TASK TO COMPLETE
Would you write out the entries below, every one of them, exactly?
━━━ INPUT RECORDS
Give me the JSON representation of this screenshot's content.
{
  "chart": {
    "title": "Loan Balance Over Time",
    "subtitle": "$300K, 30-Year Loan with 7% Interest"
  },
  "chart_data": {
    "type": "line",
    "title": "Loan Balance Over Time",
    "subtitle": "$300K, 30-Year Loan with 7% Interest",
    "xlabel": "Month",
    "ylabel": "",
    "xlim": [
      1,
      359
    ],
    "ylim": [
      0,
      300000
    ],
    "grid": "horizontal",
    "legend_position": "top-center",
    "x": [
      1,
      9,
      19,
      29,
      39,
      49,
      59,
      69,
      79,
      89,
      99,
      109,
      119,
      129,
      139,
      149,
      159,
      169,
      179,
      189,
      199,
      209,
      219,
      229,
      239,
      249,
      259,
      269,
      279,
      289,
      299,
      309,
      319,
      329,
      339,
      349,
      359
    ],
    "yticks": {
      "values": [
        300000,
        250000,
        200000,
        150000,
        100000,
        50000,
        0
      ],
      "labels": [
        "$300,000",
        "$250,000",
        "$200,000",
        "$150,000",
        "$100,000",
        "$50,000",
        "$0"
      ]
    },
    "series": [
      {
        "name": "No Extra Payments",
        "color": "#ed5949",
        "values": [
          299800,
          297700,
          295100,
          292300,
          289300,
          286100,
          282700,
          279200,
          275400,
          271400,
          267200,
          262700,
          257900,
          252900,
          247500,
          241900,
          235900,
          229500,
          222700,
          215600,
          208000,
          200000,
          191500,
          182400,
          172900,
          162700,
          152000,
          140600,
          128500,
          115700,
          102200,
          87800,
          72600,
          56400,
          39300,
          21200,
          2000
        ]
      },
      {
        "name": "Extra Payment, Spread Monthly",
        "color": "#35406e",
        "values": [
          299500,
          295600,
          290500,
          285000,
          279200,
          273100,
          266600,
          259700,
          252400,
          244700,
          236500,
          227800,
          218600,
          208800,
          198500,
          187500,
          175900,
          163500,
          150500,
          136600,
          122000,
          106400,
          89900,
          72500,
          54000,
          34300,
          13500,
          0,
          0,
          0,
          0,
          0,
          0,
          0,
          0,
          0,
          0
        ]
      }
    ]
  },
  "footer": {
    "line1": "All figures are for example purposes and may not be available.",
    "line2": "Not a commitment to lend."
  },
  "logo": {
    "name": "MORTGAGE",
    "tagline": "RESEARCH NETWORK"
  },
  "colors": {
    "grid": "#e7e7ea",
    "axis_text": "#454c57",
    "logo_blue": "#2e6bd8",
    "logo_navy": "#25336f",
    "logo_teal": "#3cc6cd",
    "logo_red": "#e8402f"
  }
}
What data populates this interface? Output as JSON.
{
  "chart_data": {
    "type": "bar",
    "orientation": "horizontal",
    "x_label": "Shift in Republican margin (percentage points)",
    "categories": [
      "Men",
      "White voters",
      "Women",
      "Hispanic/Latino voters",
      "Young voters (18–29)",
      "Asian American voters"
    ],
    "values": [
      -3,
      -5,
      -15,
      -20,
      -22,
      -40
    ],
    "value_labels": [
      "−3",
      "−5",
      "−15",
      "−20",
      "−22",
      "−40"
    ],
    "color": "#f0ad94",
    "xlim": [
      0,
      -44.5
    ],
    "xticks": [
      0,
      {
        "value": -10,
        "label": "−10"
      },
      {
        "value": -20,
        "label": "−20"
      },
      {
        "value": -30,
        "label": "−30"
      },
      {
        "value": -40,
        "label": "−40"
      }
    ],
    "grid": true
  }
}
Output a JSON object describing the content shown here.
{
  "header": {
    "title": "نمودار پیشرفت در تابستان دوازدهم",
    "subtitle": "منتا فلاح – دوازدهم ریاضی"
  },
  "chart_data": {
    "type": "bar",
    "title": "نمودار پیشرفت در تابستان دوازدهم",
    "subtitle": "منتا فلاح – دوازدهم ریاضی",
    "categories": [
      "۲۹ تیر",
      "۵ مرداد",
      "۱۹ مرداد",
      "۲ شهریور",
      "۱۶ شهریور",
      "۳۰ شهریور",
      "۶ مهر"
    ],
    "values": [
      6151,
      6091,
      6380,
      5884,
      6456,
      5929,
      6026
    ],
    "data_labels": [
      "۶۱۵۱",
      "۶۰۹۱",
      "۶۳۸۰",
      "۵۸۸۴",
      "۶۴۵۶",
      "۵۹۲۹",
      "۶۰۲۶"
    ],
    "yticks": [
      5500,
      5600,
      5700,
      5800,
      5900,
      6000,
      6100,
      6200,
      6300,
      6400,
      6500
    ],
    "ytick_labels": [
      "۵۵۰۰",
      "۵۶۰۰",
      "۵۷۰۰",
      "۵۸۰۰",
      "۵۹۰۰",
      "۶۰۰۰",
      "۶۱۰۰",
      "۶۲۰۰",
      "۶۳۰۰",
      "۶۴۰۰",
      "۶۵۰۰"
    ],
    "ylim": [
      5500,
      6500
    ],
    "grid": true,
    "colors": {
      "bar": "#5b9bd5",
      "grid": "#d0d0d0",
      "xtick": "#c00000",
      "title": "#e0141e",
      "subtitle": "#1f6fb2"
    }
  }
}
━━━━━━
WRITTEN RESPONSE
Give me the JSON representation of this screenshot's content.
{
  "chart": {
    "title": "Loan Balance Over Time",
    "subtitle": "$300K, 30-Year Loan with 7% Interest"
  },
  "chart_data": {
    "type": "line",
    "title": "Loan Balance Over Time",
    "subtitle": "$300K, 30-Year Loan with 7% Interest",
    "xlabel": "Month",
    "ylabel": "",
    "xlim": [
      1,
      359
    ],
    "ylim": [
      0,
      300000
    ],
    "grid": "horizontal",
    "legend_position": "top-center",
    "x": [
      1,
      9,
      19,
      29,
      39,
      49,
      59,
      69,
      79,
      89,
      99,
      109,
      119,
      129,
      139,
      149,
      159,
      169,
      179,
      189,
      199,
      209,
      219,
      229,
      239,
      249,
      259,
      269,
      279,
      289,
      299,
      309,
      319,
      329,
      339,
      349,
      359
    ],
    "yticks": {
      "values": [
        300000,
        250000,
        200000,
        150000,
        100000,
        50000,
        0
      ],
      "labels": [
        "$300,000",
        "$250,000",
        "$200,000",
        "$150,000",
        "$100,000",
        "$50,000",
        "$0"
      ]
    },
    "series": [
      {
        "name": "No Extra Payments",
        "color": "#ed5949",
        "values": [
          299800,
          297700,
          295100,
          292300,
          289300,
          286100,
          282700,
          279200,
          275400,
          271400,
          267200,
          262700,
          257900,
          252900,
          247500,
          241900,
          235900,
          229500,
          222700,
          215600,
          208000,
          200000,
          191500,
          182400,
          172900,
          162700,
          152000,
          140600,
          128500,
          115700,
          102200,
          87800,
          72600,
          56400,
          39300,
          21200,
          2000
        ]
      },
      {
        "name": "Extra Payment, Spread Monthly",
        "color": "#35406e",
        "values": [
          299500,
          295600,
          290500,
          285000,
          279200,
          273100,
          266600,
          259700,
          252400,
          244700,
          236500,
          227800,
          218600,
          208800,
          198500,
          187500,
          175900,
          163500,
          150500,
          136600,
          122000,
          106400,
          89900,
          72500,
          54000,
          34300,
          13500,
          0,
          0,
          0,
          0,
          0,
          0,
          0,
          0,
          0,
          0
        ]
      }
    ]
  },
  "footer": {
    "line1": "All figures are for example purposes and may not be available.",
    "line2": "Not a commitment to lend."
  },
  "logo": {
    "name": "MORTGAGE",
    "tagline": "RESEARCH NETWORK"
  },
  "colors": {
    "grid": "#e7e7ea",
    "axis_text": "#454c57",
    "logo_blue": "#2e6bd8",
    "logo_navy": "#25336f",
    "logo_teal": "#3cc6cd",
    "logo_red": "#e8402f"
  }
}
What data populates this interface? Output as JSON.
{
  "chart_data": {
    "type": "bar",
    "orientation": "horizontal",
    "x_label": "Shift in Republican margin (percentage points)",
    "categories": [
      "Men",
      "White voters",
      "Women",
      "Hispanic/Latino voters",
      "Young voters (18–29)",
      "Asian American voters"
    ],
    "values": [
      -3,
      -5,
      -15,
      -20,
      -22,
      -40
    ],
    "value_labels": [
      "−3",
      "−5",
      "−15",
      "−20",
      "−22",
      "−40"
    ],
    "color": "#f0ad94",
    "xlim": [
      0,
      -44.5
    ],
    "xticks": [
      0,
      {
        "value": -10,
        "label": "−10"
      },
      {
        "value": -20,
        "label": "−20"
      },
      {
        "value": -30,
        "label": "−30"
      },
      {
        "value": -40,
        "label": "−40"
      }
    ],
    "grid": true
  }
}
Output a JSON object describing the content shown here.
{
  "header": {
    "title": "نمودار پیشرفت در تابستان دوازدهم",
    "subtitle": "منتا فلاح – دوازدهم ریاضی"
  },
  "chart_data": {
    "type": "bar",
    "title": "نمودار پیشرفت در تابستان دوازدهم",
    "subtitle": "منتا فلاح – دوازدهم ریاضی",
    "categories": [
      "۲۹ تیر",
      "۵ مرداد",
      "۱۹ مرداد",
      "۲ شهریور",
      "۱۶ شهریور",
      "۳۰ شهریور",
      "۶ مهر"
    ],
    "values": [
      6151,
      6091,
      6380,
      5884,
      6456,
      5929,
      6026
    ],
    "data_labels": [
      "۶۱۵۱",
      "۶۰۹۱",
      "۶۳۸۰",
      "۵۸۸۴",
      "۶۴۵۶",
      "۵۹۲۹",
      "۶۰۲۶"
    ],
    "yticks": [
      5500,
      5600,
      5700,
      5800,
      5900,
      6000,
      6100,
      6200,
      6300,
      6400,
      6500
    ],
    "ytick_labels": [
      "۵۵۰۰",
      "۵۶۰۰",
      "۵۷۰۰",
      "۵۸۰۰",
      "۵۹۰۰",
      "۶۰۰۰",
      "۶۱۰۰",
      "۶۲۰۰",
      "۶۳۰۰",
      "۶۴۰۰",
      "۶۵۰۰"
    ],
    "ylim": [
      5500,
      6500
    ],
    "grid": true,
    "colors": {
      "bar": "#5b9bd5",
      "grid": "#d0d0d0",
      "xtick": "#c00000",
      "title": "#e0141e",
      "subtitle": "#1f6fb2"
    }
  }
}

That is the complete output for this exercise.